Input rows:
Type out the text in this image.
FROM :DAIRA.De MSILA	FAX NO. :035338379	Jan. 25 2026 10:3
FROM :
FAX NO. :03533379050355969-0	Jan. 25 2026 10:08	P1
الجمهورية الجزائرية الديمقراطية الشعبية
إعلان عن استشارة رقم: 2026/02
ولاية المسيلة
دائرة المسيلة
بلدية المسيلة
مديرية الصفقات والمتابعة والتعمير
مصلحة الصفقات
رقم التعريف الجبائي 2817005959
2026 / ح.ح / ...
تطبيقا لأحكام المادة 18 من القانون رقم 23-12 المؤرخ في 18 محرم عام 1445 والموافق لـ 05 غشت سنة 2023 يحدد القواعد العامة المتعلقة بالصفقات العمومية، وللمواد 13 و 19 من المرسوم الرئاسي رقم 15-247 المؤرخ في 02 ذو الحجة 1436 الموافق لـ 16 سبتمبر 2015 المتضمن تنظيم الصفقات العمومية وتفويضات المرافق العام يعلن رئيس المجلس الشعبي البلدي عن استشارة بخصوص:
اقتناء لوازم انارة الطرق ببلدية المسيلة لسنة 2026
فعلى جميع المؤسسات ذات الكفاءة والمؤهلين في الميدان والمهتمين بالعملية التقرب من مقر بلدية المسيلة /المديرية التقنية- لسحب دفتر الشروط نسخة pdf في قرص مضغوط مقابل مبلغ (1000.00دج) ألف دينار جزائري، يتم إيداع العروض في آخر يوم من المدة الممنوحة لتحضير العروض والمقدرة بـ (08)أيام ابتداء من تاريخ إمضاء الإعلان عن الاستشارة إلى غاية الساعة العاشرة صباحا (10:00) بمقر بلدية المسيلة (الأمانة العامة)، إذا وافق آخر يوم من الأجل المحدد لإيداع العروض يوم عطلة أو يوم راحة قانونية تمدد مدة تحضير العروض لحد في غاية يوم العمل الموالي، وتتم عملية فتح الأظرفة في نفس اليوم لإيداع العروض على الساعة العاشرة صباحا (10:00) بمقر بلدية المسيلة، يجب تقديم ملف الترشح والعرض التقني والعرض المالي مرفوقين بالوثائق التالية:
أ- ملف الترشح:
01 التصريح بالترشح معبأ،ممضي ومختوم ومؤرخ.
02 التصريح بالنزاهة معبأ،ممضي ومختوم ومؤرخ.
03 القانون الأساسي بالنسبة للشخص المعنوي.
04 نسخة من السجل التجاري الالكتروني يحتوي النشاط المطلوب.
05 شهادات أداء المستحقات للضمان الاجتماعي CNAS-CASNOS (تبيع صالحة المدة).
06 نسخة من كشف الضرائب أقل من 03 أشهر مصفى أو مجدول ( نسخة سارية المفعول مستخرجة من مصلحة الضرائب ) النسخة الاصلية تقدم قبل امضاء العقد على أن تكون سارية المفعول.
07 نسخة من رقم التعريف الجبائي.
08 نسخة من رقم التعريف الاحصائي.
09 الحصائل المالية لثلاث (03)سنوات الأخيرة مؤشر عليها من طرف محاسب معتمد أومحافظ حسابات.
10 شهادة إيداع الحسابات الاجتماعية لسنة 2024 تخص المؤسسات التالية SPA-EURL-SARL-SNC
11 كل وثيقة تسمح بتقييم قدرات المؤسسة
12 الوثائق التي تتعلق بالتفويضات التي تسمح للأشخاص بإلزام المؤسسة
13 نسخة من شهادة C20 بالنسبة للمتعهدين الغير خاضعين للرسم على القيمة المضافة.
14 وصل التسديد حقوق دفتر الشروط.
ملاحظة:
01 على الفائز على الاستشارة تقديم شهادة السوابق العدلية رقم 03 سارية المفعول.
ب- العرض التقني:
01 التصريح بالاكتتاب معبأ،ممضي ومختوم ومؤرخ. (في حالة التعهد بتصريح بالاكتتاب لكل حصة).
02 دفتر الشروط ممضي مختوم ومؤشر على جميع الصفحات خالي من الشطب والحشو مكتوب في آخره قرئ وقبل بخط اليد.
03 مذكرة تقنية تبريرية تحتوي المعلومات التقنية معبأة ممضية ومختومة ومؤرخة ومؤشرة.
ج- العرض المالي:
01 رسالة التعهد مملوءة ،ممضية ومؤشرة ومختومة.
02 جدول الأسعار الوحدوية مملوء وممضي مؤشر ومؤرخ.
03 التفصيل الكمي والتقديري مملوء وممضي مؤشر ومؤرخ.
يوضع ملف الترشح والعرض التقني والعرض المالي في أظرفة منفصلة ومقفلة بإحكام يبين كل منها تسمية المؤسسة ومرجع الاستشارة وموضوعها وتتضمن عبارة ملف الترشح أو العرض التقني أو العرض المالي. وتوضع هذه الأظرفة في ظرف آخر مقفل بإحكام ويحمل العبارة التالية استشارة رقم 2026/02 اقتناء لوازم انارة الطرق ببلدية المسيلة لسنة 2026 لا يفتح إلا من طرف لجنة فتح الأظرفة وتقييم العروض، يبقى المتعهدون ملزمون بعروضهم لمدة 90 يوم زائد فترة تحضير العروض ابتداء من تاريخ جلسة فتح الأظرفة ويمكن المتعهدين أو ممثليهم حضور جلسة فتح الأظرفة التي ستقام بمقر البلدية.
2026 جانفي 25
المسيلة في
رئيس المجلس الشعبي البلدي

...

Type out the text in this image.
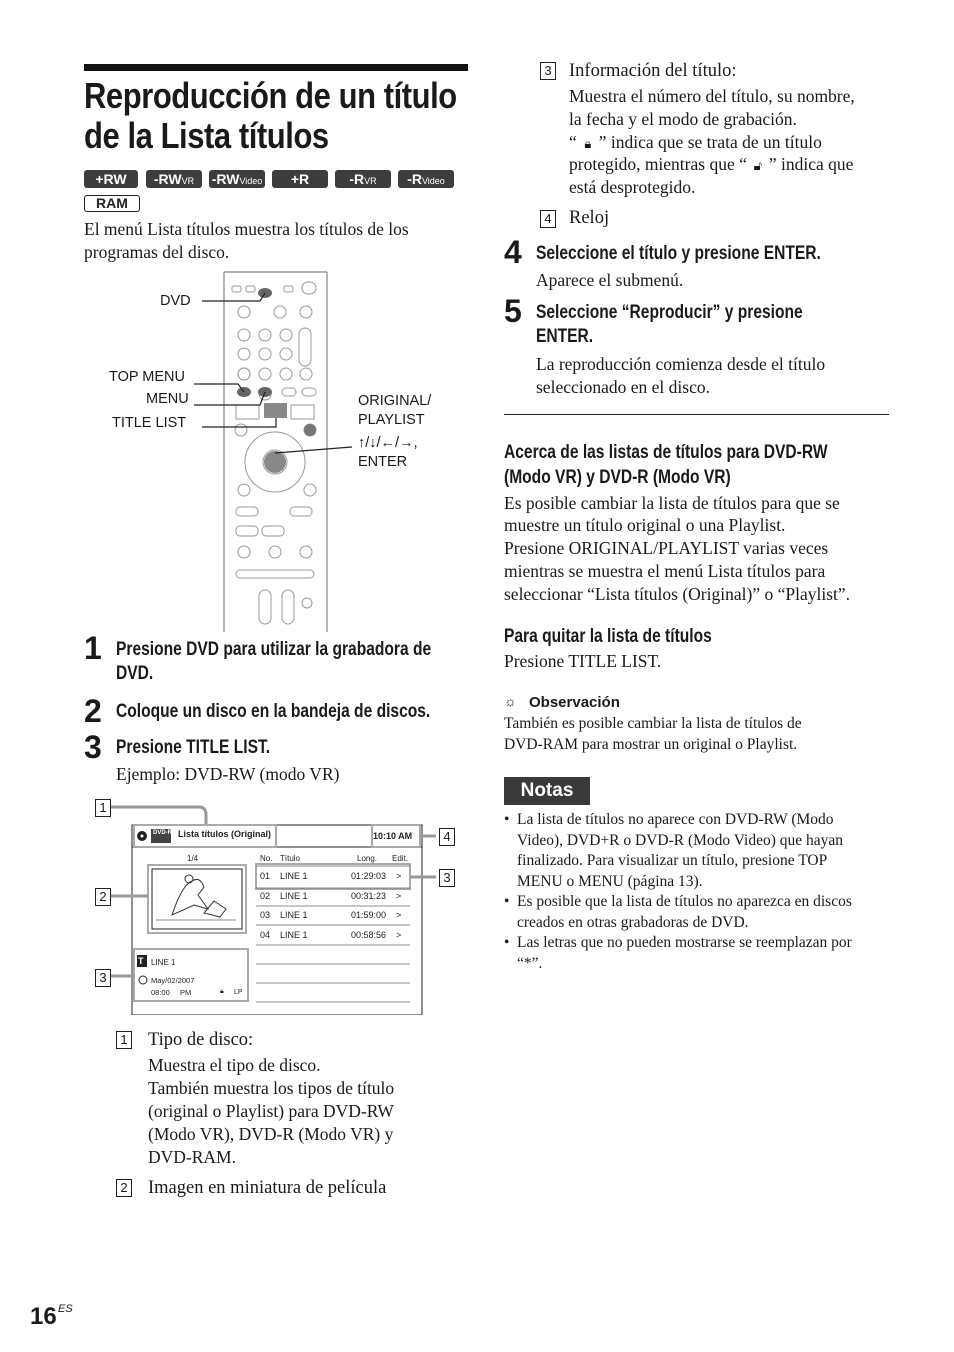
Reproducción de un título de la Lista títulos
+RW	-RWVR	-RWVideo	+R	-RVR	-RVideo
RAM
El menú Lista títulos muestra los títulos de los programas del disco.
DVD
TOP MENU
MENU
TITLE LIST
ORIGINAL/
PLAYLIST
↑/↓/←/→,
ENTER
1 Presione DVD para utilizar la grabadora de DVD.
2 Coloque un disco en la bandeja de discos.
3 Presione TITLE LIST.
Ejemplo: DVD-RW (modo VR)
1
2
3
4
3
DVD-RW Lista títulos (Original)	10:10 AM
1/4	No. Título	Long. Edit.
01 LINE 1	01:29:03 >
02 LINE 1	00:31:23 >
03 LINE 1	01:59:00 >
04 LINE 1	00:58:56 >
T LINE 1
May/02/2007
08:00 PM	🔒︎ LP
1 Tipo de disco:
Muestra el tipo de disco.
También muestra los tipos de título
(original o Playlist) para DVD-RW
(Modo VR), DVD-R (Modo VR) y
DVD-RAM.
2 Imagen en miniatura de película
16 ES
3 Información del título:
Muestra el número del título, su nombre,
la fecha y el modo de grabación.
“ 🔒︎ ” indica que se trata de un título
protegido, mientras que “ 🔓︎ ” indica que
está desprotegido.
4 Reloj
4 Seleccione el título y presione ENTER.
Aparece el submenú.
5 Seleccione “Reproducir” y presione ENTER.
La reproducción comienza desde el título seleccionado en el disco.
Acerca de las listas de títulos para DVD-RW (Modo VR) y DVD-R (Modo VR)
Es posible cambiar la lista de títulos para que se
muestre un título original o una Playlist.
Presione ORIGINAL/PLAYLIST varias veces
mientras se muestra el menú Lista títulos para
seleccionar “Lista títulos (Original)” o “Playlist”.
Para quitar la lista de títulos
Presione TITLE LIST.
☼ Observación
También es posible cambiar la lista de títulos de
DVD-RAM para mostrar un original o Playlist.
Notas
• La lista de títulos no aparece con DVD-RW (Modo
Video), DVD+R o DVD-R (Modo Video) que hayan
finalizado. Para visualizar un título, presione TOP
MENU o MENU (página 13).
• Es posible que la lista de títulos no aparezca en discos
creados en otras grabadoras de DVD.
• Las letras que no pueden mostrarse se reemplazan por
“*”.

Your goal:
Search the records for the word "ممضية", then list every line that has it.

Result of the exercise:
03 مذكرة تقنية تبريرية تحتوي المعلومات التقنية معبأة ممضية ومختومة ومؤرخة ومؤشرة.
01 رسالة التعهد مملوءة ،ممضية ومؤشرة ومختومة.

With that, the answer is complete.